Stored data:

○ ○ ○ ○ ○

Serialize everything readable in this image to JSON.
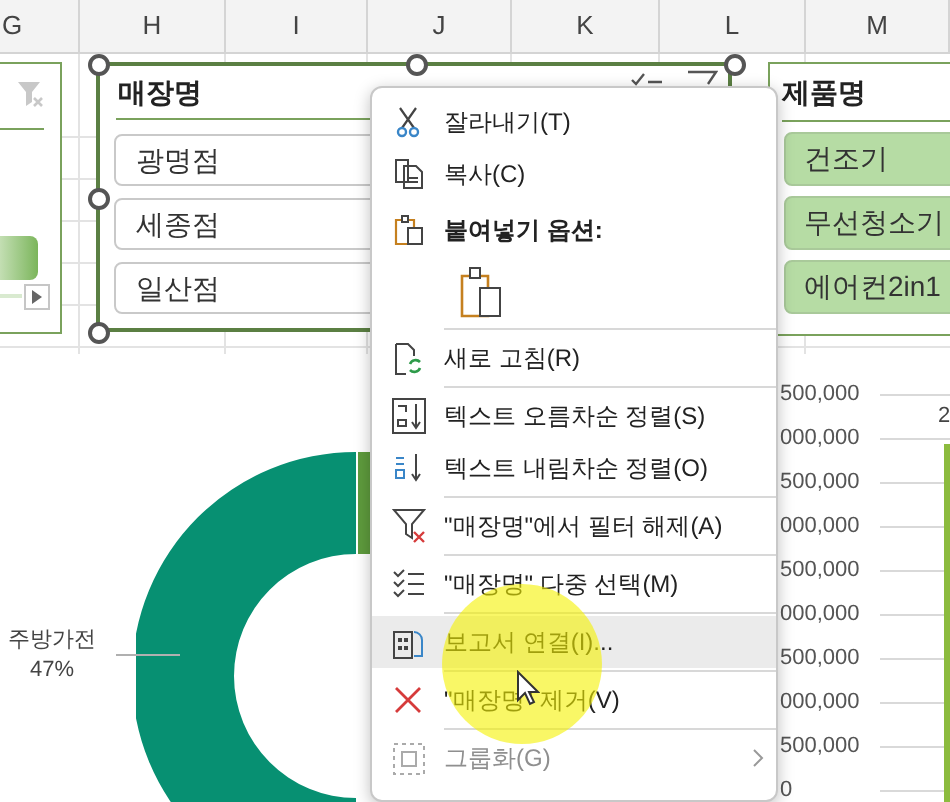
{
  "column_headers": [
    "G",
    "H",
    "I",
    "J",
    "K",
    "L",
    "M"
  ],
  "store_slicer": {
    "title": "매장명",
    "selected": true,
    "items": [
      {
        "label": "광명점",
        "selected": false
      },
      {
        "label": "세종점",
        "selected": false
      },
      {
        "label": "일산점",
        "selected": false
      }
    ]
  },
  "product_slicer": {
    "title": "제품명",
    "items": [
      {
        "label": "건조기",
        "selected": true
      },
      {
        "label": "무선청소기",
        "selected": true
      },
      {
        "label": "에어컨2in1",
        "selected": true
      }
    ]
  },
  "donut_chart": {
    "slice_label": "주방가전",
    "slice_percent": "47%"
  },
  "bar_chart": {
    "y_axis_labels": [
      "500,000",
      "000,000",
      "500,000",
      "000,000",
      "500,000",
      "000,000",
      "500,000",
      "000,000",
      "500,000",
      "0"
    ],
    "data_label": "2"
  },
  "context_menu": {
    "items": [
      {
        "kind": "item",
        "label": "잘라내기(T)",
        "highlighted": false,
        "disabled": false
      },
      {
        "kind": "item",
        "label": "복사(C)",
        "highlighted": false,
        "disabled": false
      },
      {
        "kind": "heading",
        "label": "붙여넣기 옵션:"
      },
      {
        "kind": "paste_options"
      },
      {
        "kind": "separator"
      },
      {
        "kind": "item",
        "label": "새로 고침(R)",
        "highlighted": false,
        "disabled": false
      },
      {
        "kind": "separator"
      },
      {
        "kind": "item",
        "label": "텍스트 오름차순 정렬(S)",
        "highlighted": false,
        "disabled": false
      },
      {
        "kind": "item",
        "label": "텍스트 내림차순 정렬(O)",
        "highlighted": false,
        "disabled": false
      },
      {
        "kind": "separator"
      },
      {
        "kind": "item",
        "label": "\"매장명\"에서 필터 해제(A)",
        "highlighted": false,
        "disabled": false
      },
      {
        "kind": "separator"
      },
      {
        "kind": "item",
        "label": "\"매장명\" 다중 선택(M)",
        "highlighted": false,
        "disabled": false
      },
      {
        "kind": "separator"
      },
      {
        "kind": "item",
        "label": "보고서 연결(I)...",
        "highlighted": true,
        "disabled": false
      },
      {
        "kind": "separator"
      },
      {
        "kind": "item",
        "label": "\"매장명\" 제거(V)",
        "highlighted": false,
        "disabled": false
      },
      {
        "kind": "separator"
      },
      {
        "kind": "item",
        "label": "그룹화(G)",
        "highlighted": false,
        "disabled": true,
        "submenu": true
      }
    ]
  }
}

○ ○ ○ ○ ○

• Task directions
Filter for "true". Return all lines that hold it.

• Completed task
    "selected": true,
        "selected": true
        "selected": true
        "selected": true
        "highlighted": true,
        "disabled": true,
        "submenu": true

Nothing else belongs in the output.